[WRITTEN REQUEST]
Retype the material in full, keeping every word the same.

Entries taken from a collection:
———
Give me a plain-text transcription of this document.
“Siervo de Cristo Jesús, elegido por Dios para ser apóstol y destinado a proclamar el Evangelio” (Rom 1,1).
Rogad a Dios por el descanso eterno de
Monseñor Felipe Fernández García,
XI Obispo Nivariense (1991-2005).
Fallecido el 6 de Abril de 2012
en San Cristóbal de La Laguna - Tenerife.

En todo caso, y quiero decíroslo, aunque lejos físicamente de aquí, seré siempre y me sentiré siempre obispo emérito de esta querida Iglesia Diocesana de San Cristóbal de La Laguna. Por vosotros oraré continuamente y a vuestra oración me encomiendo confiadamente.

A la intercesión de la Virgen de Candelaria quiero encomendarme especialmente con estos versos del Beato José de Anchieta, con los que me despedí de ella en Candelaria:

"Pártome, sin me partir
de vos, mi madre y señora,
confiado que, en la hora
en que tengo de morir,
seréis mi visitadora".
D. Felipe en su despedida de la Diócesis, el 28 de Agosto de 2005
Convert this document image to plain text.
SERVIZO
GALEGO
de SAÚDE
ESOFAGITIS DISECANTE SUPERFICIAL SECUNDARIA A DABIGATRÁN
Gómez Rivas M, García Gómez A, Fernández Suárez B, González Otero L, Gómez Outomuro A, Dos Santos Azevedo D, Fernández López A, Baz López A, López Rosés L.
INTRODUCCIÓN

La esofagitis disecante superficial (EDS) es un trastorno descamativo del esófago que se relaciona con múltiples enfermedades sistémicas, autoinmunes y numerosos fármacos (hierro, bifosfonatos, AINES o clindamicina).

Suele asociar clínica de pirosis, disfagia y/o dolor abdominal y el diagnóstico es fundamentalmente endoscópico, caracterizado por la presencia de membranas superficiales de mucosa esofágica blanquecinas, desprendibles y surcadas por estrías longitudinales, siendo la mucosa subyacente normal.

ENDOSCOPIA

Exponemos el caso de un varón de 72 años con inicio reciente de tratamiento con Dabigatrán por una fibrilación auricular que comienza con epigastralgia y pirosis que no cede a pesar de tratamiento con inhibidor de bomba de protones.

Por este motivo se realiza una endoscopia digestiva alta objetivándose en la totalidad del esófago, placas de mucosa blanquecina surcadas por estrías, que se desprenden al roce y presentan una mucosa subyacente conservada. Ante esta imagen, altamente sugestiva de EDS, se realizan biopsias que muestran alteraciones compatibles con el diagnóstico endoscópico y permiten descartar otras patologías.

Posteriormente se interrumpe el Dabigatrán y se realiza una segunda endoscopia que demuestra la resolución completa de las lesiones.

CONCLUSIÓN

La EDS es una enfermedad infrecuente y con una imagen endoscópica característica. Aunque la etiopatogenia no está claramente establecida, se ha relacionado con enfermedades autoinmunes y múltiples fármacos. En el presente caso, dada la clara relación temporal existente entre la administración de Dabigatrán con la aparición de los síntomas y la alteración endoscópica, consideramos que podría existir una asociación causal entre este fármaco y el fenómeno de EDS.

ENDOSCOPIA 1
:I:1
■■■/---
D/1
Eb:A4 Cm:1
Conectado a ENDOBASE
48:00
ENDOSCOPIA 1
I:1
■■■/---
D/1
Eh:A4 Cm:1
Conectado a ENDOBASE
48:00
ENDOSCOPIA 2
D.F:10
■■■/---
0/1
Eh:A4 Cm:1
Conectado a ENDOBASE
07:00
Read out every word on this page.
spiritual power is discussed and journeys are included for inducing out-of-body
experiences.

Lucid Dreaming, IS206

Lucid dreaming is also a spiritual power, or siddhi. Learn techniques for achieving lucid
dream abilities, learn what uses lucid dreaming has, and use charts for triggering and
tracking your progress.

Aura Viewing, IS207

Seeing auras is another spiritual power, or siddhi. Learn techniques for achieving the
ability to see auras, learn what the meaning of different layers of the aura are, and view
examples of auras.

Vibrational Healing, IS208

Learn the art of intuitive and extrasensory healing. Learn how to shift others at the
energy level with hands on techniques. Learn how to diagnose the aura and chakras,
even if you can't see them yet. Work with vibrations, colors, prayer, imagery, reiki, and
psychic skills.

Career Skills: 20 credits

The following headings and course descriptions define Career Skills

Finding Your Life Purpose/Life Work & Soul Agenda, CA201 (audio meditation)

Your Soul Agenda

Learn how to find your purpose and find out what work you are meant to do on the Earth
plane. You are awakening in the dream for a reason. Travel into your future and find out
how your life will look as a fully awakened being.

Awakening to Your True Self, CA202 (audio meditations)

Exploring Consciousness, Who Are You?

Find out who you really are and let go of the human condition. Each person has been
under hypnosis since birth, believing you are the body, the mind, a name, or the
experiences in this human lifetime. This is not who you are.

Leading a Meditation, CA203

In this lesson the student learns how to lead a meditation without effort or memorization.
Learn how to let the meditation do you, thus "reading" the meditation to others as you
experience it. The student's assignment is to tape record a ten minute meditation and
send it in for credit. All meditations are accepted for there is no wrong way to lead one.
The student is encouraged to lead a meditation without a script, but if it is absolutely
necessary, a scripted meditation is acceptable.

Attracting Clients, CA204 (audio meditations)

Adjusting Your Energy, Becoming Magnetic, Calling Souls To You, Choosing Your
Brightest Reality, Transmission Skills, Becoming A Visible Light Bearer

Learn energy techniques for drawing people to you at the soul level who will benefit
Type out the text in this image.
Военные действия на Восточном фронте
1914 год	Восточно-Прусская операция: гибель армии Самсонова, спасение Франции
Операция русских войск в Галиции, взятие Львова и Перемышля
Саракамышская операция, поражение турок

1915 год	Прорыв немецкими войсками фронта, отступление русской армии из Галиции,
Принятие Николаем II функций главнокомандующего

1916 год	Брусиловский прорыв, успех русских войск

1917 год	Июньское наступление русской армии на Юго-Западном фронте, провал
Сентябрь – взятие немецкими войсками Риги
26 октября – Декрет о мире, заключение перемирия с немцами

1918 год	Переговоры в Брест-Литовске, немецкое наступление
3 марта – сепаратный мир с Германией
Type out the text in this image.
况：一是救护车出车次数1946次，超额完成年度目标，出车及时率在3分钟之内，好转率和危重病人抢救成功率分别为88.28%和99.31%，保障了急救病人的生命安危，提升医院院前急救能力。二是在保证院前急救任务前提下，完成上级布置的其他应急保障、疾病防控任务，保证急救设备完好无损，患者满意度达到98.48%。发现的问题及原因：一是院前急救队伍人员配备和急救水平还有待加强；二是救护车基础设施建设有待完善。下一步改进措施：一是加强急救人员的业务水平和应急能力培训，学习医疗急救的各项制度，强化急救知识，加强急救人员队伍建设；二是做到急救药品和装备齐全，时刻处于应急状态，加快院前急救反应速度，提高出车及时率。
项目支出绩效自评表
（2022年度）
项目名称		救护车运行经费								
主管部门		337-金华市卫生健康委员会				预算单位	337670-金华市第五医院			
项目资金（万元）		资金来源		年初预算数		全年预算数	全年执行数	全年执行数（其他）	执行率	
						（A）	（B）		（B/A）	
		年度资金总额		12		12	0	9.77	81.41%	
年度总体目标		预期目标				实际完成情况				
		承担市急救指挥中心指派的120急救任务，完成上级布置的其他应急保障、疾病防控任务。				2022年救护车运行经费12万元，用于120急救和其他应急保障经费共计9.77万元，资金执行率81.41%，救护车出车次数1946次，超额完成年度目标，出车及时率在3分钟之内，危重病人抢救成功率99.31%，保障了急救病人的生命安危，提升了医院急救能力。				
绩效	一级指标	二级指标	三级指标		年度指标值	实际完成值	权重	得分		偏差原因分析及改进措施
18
———
[RIGHT ANSWER]
Give me a plain-text transcription of this document.
“Siervo de Cristo Jesús, elegido por Dios para ser apóstol y destinado a proclamar el Evangelio” (Rom 1,1).
Rogad a Dios por el descanso eterno de
Monseñor Felipe Fernández García,
XI Obispo Nivariense (1991-2005).
Fallecido el 6 de Abril de 2012
en San Cristóbal de La Laguna - Tenerife.

En todo caso, y quiero decíroslo, aunque lejos físicamente de aquí, seré siempre y me sentiré siempre obispo emérito de esta querida Iglesia Diocesana de San Cristóbal de La Laguna. Por vosotros oraré continuamente y a vuestra oración me encomiendo confiadamente.

A la intercesión de la Virgen de Candelaria quiero encomendarme especialmente con estos versos del Beato José de Anchieta, con los que me despedí de ella en Candelaria:

"Pártome, sin me partir
de vos, mi madre y señora,
confiado que, en la hora
en que tengo de morir,
seréis mi visitadora".
D. Felipe en su despedida de la Diócesis, el 28 de Agosto de 2005
Convert this document image to plain text.
SERVIZO
GALEGO
de SAÚDE
ESOFAGITIS DISECANTE SUPERFICIAL SECUNDARIA A DABIGATRÁN
Gómez Rivas M, García Gómez A, Fernández Suárez B, González Otero L, Gómez Outomuro A, Dos Santos Azevedo D, Fernández López A, Baz López A, López Rosés L.
INTRODUCCIÓN

La esofagitis disecante superficial (EDS) es un trastorno descamativo del esófago que se relaciona con múltiples enfermedades sistémicas, autoinmunes y numerosos fármacos (hierro, bifosfonatos, AINES o clindamicina).

Suele asociar clínica de pirosis, disfagia y/o dolor abdominal y el diagnóstico es fundamentalmente endoscópico, caracterizado por la presencia de membranas superficiales de mucosa esofágica blanquecinas, desprendibles y surcadas por estrías longitudinales, siendo la mucosa subyacente normal.

ENDOSCOPIA

Exponemos el caso de un varón de 72 años con inicio reciente de tratamiento con Dabigatrán por una fibrilación auricular que comienza con epigastralgia y pirosis que no cede a pesar de tratamiento con inhibidor de bomba de protones.

Por este motivo se realiza una endoscopia digestiva alta objetivándose en la totalidad del esófago, placas de mucosa blanquecina surcadas por estrías, que se desprenden al roce y presentan una mucosa subyacente conservada. Ante esta imagen, altamente sugestiva de EDS, se realizan biopsias que muestran alteraciones compatibles con el diagnóstico endoscópico y permiten descartar otras patologías.

Posteriormente se interrumpe el Dabigatrán y se realiza una segunda endoscopia que demuestra la resolución completa de las lesiones.

CONCLUSIÓN

La EDS es una enfermedad infrecuente y con una imagen endoscópica característica. Aunque la etiopatogenia no está claramente establecida, se ha relacionado con enfermedades autoinmunes y múltiples fármacos. En el presente caso, dada la clara relación temporal existente entre la administración de Dabigatrán con la aparición de los síntomas y la alteración endoscópica, consideramos que podría existir una asociación causal entre este fármaco y el fenómeno de EDS.

ENDOSCOPIA 1
:I:1
■■■/---
D/1
Eb:A4 Cm:1
Conectado a ENDOBASE
48:00
ENDOSCOPIA 1
I:1
■■■/---
D/1
Eh:A4 Cm:1
Conectado a ENDOBASE
48:00
ENDOSCOPIA 2
D.F:10
■■■/---
0/1
Eh:A4 Cm:1
Conectado a ENDOBASE
07:00
Read out every word on this page.
spiritual power is discussed and journeys are included for inducing out-of-body
experiences.

Lucid Dreaming, IS206

Lucid dreaming is also a spiritual power, or siddhi. Learn techniques for achieving lucid
dream abilities, learn what uses lucid dreaming has, and use charts for triggering and
tracking your progress.

Aura Viewing, IS207

Seeing auras is another spiritual power, or siddhi. Learn techniques for achieving the
ability to see auras, learn what the meaning of different layers of the aura are, and view
examples of auras.

Vibrational Healing, IS208

Learn the art of intuitive and extrasensory healing. Learn how to shift others at the
energy level with hands on techniques. Learn how to diagnose the aura and chakras,
even if you can't see them yet. Work with vibrations, colors, prayer, imagery, reiki, and
psychic skills.

Career Skills: 20 credits

The following headings and course descriptions define Career Skills

Finding Your Life Purpose/Life Work & Soul Agenda, CA201 (audio meditation)

Your Soul Agenda

Learn how to find your purpose and find out what work you are meant to do on the Earth
plane. You are awakening in the dream for a reason. Travel into your future and find out
how your life will look as a fully awakened being.

Awakening to Your True Self, CA202 (audio meditations)

Exploring Consciousness, Who Are You?

Find out who you really are and let go of the human condition. Each person has been
under hypnosis since birth, believing you are the body, the mind, a name, or the
experiences in this human lifetime. This is not who you are.

Leading a Meditation, CA203

In this lesson the student learns how to lead a meditation without effort or memorization.
Learn how to let the meditation do you, thus "reading" the meditation to others as you
experience it. The student's assignment is to tape record a ten minute meditation and
send it in for credit. All meditations are accepted for there is no wrong way to lead one.
The student is encouraged to lead a meditation without a script, but if it is absolutely
necessary, a scripted meditation is acceptable.

Attracting Clients, CA204 (audio meditations)

Adjusting Your Energy, Becoming Magnetic, Calling Souls To You, Choosing Your
Brightest Reality, Transmission Skills, Becoming A Visible Light Bearer

Learn energy techniques for drawing people to you at the soul level who will benefit
Type out the text in this image.
Военные действия на Восточном фронте
1914 год	Восточно-Прусская операция: гибель армии Самсонова, спасение Франции
Операция русских войск в Галиции, взятие Львова и Перемышля
Саракамышская операция, поражение турок

1915 год	Прорыв немецкими войсками фронта, отступление русской армии из Галиции,
Принятие Николаем II функций главнокомандующего

1916 год	Брусиловский прорыв, успех русских войск

1917 год	Июньское наступление русской армии на Юго-Западном фронте, провал
Сентябрь – взятие немецкими войсками Риги
26 октября – Декрет о мире, заключение перемирия с немцами

1918 год	Переговоры в Брест-Литовске, немецкое наступление
3 марта – сепаратный мир с Германией
Type out the text in this image.
况：一是救护车出车次数1946次，超额完成年度目标，出车及时率在3分钟之内，好转率和危重病人抢救成功率分别为88.28%和99.31%，保障了急救病人的生命安危，提升医院院前急救能力。二是在保证院前急救任务前提下，完成上级布置的其他应急保障、疾病防控任务，保证急救设备完好无损，患者满意度达到98.48%。发现的问题及原因：一是院前急救队伍人员配备和急救水平还有待加强；二是救护车基础设施建设有待完善。下一步改进措施：一是加强急救人员的业务水平和应急能力培训，学习医疗急救的各项制度，强化急救知识，加强急救人员队伍建设；二是做到急救药品和装备齐全，时刻处于应急状态，加快院前急救反应速度，提高出车及时率。
项目支出绩效自评表
（2022年度）
项目名称		救护车运行经费								
主管部门		337-金华市卫生健康委员会				预算单位	337670-金华市第五医院			
项目资金（万元）		资金来源		年初预算数		全年预算数	全年执行数	全年执行数（其他）	执行率	
						（A）	（B）		（B/A）	
		年度资金总额		12		12	0	9.77	81.41%	
年度总体目标		预期目标				实际完成情况				
		承担市急救指挥中心指派的120急救任务，完成上级布置的其他应急保障、疾病防控任务。				2022年救护车运行经费12万元，用于120急救和其他应急保障经费共计9.77万元，资金执行率81.41%，救护车出车次数1946次，超额完成年度目标，出车及时率在3分钟之内，危重病人抢救成功率99.31%，保障了急救病人的生命安危，提升了医院急救能力。				
绩效	一级指标	二级指标	三级指标		年度指标值	实际完成值	权重	得分		偏差原因分析及改进措施
18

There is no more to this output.